Records for this task:
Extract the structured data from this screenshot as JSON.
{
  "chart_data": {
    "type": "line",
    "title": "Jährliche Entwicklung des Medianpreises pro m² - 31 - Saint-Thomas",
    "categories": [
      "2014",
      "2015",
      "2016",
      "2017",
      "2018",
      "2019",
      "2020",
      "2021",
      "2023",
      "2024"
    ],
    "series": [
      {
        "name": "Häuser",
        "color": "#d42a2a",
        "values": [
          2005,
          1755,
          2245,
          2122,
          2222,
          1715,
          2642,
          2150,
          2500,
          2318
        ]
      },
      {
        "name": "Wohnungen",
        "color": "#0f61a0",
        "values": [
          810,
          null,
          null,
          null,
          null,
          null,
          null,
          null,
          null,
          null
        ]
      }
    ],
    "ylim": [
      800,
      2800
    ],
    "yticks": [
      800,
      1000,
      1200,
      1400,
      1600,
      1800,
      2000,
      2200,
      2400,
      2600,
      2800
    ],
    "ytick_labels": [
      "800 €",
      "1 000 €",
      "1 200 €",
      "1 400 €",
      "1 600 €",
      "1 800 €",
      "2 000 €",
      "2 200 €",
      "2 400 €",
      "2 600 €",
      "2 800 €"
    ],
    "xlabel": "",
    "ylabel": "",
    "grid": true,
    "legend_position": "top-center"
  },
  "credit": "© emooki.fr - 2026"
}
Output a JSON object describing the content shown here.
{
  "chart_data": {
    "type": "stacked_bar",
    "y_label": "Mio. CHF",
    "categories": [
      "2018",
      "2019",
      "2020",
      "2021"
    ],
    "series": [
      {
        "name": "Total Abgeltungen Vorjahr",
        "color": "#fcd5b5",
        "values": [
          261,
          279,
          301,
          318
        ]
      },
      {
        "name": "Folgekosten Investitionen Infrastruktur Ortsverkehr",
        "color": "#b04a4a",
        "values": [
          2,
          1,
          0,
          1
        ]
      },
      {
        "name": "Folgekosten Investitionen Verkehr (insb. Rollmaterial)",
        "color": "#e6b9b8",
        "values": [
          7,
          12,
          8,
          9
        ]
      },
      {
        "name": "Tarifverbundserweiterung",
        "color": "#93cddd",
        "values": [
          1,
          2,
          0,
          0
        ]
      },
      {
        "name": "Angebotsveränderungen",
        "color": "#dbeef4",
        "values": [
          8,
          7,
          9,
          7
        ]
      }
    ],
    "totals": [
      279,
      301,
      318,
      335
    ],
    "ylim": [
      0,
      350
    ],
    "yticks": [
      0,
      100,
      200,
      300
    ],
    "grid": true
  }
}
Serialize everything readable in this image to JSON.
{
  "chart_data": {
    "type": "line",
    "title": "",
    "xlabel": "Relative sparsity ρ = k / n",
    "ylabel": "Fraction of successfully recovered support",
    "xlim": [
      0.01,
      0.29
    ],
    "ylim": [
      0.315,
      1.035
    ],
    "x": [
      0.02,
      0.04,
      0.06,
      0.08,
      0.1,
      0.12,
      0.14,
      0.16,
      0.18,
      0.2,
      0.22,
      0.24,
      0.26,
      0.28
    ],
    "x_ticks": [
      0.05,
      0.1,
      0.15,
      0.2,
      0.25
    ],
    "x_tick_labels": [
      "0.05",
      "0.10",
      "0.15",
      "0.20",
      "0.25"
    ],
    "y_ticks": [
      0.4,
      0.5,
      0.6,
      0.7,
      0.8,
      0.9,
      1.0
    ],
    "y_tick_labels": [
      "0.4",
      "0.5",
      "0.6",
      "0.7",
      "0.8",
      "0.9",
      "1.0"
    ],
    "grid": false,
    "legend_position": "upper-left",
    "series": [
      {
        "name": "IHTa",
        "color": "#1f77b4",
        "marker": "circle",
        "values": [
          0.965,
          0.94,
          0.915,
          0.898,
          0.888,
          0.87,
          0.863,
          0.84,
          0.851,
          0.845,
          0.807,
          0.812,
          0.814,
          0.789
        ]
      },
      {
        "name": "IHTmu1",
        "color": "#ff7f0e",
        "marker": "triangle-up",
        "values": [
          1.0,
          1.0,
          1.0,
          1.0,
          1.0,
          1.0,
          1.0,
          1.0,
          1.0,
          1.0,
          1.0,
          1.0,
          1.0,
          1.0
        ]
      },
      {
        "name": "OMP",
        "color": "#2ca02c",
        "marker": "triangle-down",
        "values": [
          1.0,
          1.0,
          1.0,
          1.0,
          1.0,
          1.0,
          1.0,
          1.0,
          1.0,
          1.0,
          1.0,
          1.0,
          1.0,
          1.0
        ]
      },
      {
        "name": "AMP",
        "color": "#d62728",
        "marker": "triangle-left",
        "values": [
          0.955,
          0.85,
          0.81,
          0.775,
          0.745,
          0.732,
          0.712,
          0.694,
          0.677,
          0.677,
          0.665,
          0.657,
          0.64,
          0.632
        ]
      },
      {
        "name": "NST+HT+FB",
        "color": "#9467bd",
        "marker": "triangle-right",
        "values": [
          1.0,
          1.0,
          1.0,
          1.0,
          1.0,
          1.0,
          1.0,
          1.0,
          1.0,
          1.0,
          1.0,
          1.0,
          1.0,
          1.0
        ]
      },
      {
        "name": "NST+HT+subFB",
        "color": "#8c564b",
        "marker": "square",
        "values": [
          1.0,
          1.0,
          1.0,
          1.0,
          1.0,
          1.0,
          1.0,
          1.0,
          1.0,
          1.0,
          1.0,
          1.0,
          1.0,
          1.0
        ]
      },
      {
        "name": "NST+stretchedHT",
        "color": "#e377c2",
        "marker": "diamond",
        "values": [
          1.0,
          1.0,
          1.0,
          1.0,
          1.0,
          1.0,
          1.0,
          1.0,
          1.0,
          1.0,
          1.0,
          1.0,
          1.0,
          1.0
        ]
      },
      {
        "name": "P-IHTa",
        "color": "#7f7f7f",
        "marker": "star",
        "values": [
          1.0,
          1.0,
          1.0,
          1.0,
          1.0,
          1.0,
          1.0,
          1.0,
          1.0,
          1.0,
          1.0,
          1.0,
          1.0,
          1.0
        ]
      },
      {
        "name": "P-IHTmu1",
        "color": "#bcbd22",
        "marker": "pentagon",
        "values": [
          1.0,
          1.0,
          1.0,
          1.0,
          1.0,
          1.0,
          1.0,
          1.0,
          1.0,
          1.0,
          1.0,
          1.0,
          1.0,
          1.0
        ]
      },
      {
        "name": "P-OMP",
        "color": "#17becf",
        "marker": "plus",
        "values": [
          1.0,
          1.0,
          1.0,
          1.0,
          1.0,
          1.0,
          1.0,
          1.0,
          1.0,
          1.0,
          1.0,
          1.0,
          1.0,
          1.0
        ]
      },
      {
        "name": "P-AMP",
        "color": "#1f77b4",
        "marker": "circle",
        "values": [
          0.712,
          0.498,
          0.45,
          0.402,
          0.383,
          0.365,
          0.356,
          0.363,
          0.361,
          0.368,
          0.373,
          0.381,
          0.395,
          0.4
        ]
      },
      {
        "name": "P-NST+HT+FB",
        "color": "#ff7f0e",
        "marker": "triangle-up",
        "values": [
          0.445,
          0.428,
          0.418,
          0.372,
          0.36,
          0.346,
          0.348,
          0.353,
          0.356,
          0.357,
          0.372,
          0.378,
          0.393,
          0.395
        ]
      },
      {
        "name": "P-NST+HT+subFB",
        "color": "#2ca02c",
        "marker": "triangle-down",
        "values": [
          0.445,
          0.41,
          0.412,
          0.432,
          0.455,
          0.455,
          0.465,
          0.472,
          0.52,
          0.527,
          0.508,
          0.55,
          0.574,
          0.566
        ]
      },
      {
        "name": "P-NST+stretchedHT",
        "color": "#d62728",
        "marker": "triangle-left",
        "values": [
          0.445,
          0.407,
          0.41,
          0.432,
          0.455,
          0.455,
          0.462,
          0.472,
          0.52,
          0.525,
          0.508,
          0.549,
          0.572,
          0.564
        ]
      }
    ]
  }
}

Task description:
Only a number is wanted: how many lines above include "ylabel"?

Answer to this exercise:
2